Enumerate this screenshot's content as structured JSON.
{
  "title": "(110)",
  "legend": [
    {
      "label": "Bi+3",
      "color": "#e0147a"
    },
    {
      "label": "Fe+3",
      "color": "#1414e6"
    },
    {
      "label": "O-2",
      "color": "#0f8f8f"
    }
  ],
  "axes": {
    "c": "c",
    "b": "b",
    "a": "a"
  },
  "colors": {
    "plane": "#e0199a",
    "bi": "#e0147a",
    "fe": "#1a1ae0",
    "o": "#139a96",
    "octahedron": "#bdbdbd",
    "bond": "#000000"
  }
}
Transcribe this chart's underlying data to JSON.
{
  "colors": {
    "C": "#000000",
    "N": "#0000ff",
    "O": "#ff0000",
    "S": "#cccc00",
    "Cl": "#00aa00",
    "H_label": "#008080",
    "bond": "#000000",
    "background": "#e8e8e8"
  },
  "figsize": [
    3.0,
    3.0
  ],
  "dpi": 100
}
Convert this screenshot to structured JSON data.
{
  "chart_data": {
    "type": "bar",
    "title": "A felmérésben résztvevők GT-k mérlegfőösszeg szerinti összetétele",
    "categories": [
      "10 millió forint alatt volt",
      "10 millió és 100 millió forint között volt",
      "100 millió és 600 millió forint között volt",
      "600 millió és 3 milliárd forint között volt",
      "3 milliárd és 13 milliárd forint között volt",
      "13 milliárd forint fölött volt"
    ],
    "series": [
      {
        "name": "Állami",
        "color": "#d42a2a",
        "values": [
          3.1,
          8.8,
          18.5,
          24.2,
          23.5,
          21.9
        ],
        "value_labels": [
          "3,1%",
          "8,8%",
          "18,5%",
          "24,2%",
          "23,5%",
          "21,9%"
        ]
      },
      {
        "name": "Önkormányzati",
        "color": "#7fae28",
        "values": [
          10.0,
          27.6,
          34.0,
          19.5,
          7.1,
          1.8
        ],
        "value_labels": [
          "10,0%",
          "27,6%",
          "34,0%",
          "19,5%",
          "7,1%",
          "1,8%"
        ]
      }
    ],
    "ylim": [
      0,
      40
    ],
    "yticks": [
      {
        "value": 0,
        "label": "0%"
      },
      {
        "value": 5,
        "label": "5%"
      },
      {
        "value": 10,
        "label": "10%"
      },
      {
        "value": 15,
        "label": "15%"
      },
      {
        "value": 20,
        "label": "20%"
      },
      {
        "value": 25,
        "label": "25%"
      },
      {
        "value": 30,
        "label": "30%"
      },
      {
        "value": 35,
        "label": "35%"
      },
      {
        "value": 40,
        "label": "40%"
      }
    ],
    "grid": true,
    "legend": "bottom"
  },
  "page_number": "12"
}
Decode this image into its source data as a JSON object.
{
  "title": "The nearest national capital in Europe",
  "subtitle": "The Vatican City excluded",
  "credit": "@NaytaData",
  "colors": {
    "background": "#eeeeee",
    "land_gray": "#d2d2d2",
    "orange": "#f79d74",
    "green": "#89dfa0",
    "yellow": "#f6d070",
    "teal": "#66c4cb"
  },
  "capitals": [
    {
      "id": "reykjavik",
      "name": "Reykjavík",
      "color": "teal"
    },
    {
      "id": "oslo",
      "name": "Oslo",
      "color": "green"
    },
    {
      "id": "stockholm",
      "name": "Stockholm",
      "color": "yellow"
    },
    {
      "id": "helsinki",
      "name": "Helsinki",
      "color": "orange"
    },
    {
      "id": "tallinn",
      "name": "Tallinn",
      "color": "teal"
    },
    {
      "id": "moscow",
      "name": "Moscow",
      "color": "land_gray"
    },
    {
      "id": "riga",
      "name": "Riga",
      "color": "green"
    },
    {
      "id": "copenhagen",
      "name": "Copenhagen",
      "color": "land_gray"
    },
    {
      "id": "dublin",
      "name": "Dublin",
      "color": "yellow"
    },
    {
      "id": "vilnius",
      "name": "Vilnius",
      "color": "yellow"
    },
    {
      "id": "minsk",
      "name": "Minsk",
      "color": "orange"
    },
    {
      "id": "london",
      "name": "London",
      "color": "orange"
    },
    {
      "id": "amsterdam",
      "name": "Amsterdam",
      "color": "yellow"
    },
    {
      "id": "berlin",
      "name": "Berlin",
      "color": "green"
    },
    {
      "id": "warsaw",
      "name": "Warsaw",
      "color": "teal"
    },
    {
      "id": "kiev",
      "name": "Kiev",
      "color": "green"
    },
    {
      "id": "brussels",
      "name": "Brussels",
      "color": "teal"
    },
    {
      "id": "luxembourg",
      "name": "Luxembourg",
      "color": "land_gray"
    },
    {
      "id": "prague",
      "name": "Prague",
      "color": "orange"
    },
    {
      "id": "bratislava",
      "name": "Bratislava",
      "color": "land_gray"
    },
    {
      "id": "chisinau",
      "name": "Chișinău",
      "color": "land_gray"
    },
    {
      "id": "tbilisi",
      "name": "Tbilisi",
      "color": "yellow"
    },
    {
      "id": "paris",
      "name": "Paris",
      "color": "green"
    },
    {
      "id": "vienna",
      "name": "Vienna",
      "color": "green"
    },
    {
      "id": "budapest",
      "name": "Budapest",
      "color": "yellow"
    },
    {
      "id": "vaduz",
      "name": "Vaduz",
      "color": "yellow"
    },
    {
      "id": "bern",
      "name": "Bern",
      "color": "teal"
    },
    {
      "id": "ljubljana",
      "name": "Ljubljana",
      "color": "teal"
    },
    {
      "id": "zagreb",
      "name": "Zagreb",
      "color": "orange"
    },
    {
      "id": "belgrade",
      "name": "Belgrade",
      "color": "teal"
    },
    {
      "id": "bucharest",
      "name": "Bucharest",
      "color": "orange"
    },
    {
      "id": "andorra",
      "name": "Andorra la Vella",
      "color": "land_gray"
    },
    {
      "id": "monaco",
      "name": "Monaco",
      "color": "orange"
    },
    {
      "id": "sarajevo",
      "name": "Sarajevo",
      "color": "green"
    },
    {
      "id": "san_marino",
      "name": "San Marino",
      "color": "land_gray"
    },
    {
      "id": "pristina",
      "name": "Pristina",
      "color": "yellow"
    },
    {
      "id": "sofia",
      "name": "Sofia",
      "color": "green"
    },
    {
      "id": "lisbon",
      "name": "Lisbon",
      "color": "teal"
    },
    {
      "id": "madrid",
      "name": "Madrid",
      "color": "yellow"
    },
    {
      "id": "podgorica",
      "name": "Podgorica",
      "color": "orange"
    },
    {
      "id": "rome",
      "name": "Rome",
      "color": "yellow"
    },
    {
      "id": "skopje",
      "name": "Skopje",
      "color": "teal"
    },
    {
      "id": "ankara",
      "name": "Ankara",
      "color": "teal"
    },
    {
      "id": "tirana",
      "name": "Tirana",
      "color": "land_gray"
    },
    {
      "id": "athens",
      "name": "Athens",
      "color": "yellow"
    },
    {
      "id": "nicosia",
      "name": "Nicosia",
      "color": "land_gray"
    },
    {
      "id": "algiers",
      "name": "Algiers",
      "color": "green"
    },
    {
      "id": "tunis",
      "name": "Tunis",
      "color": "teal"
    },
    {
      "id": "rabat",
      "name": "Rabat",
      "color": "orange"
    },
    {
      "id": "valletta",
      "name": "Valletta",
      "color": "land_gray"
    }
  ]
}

What you need to do:
Report how many lines in this data include the string "structured", and nothing else.

Answer to this problem:
2